Dataset items:
--- Start ---

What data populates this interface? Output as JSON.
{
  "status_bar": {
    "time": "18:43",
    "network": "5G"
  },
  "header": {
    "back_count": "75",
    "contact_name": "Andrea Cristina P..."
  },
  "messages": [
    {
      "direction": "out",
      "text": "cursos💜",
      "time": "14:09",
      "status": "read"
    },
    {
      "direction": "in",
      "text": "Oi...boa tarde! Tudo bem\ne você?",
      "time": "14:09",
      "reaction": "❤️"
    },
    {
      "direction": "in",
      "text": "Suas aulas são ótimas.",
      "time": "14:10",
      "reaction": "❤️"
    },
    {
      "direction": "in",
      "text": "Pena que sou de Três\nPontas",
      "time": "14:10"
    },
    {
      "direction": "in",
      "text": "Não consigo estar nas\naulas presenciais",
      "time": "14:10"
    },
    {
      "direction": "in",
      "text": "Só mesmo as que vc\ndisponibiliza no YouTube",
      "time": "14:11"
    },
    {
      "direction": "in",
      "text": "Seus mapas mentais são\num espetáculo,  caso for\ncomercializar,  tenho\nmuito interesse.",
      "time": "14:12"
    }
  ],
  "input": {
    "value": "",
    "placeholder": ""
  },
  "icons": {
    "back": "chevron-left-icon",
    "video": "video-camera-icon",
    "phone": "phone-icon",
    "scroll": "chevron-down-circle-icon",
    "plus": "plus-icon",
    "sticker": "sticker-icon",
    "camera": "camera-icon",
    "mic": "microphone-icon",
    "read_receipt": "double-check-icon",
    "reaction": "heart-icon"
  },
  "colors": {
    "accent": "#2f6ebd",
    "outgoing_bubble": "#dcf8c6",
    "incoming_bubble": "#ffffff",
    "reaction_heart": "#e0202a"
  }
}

--- End ---

** EXERCISE **
Wherever a line in the data above holds "time", copy that line.

** TASK RESPONSE **
    "time": "18:43",
      "time": "14:09",
      "time": "14:09",
      "time": "14:10",
      "time": "14:10"
      "time": "14:10"
      "time": "14:11"
      "time": "14:12"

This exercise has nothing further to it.